◆ Short problem:
The listing below must be repeated word for word, with its images excluded.

◆ Recorded information:

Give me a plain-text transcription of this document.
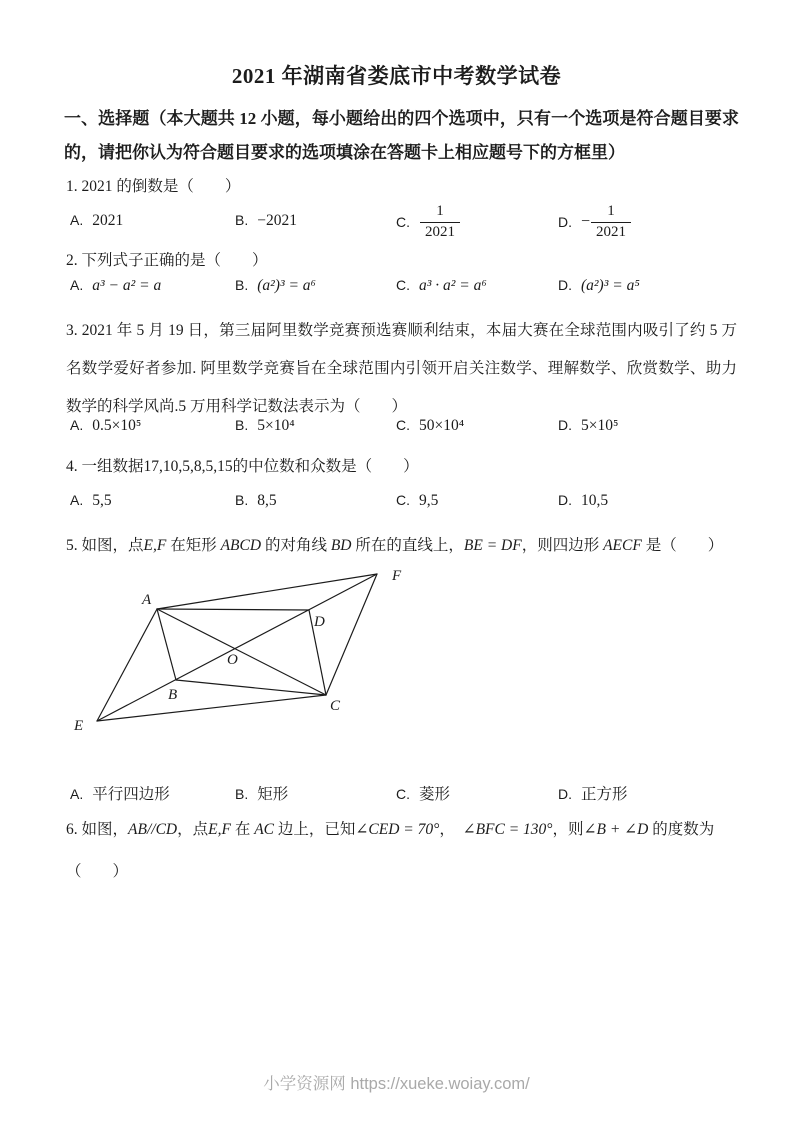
2021 年湖南省娄底市中考数学试卷
一、选择题（本大题共 12 小题，每小题给出的四个选项中，只有一个选项是符合题目要求的，请把你认为符合题目要求的选项填涂在答题卡上相应题号下的方框里）
1. 2021 的倒数是（　　）
A. 2021	B. −2021	C. $\frac{1}{2021}$	D. − $\frac{1}{2021}$
2. 下列式子正确的是（　　）
A. a³ − a² = a	B. (a²)³ = a⁶	C. a³ · a² = a⁶	D. (a²)³ = a⁵
3. 2021 年 5 月 19 日，第三届阿里数学竞赛预选赛顺利结束，本届大赛在全球范围内吸引了约 5 万名数学爱好者参加. 阿里数学竞赛旨在全球范围内引领开启关注数学、理解数学、欣赏数学、助力数学的科学风尚.5 万用科学记数法表示为（　　）
A. 0.5×10⁵	B. 5×10⁴	C. 50×10⁴	D. 5×10⁵
4. 一组数据17,10,5,8,5,15的中位数和众数是（　　）
A. 5,5	B. 8,5	C. 9,5	D. 10,5
5. 如图，点E,F 在矩形 ABCD 的对角线 BD 所在的直线上，BE = DF，则四边形 AECF 是（　　）
A
B
C
D
E
F
O
A. 平行四边形	B. 矩形	C. 菱形	D. 正方形
6. 如图，AB//CD，点E,F 在 AC 边上，已知∠CED = 70°，　∠BFC = 130°，则∠B + ∠D 的度数为
（　　）
小学资源网 https://xueke.woiay.com/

◆ The response:
Give me a plain-text transcription of this document.
2021 年湖南省娄底市中考数学试卷
一、选择题（本大题共 12 小题，每小题给出的四个选项中，只有一个选项是符合题目要求的，请把你认为符合题目要求的选项填涂在答题卡上相应题号下的方框里）
1. 2021 的倒数是（　　）
A. 2021	B. −2021	C. $\frac{1}{2021}$	D. − $\frac{1}{2021}$
2. 下列式子正确的是（　　）
A. a³ − a² = a	B. (a²)³ = a⁶	C. a³ · a² = a⁶	D. (a²)³ = a⁵
3. 2021 年 5 月 19 日，第三届阿里数学竞赛预选赛顺利结束，本届大赛在全球范围内吸引了约 5 万名数学爱好者参加. 阿里数学竞赛旨在全球范围内引领开启关注数学、理解数学、欣赏数学、助力数学的科学风尚.5 万用科学记数法表示为（　　）
A. 0.5×10⁵	B. 5×10⁴	C. 50×10⁴	D. 5×10⁵
4. 一组数据17,10,5,8,5,15的中位数和众数是（　　）
A. 5,5	B. 8,5	C. 9,5	D. 10,5
5. 如图，点E,F 在矩形 ABCD 的对角线 BD 所在的直线上，BE = DF，则四边形 AECF 是（　　）
A
B
C
D
E
F
O
A. 平行四边形	B. 矩形	C. 菱形	D. 正方形
6. 如图，AB//CD，点E,F 在 AC 边上，已知∠CED = 70°，　∠BFC = 130°，则∠B + ∠D 的度数为
（　　）
小学资源网 https://xueke.woiay.com/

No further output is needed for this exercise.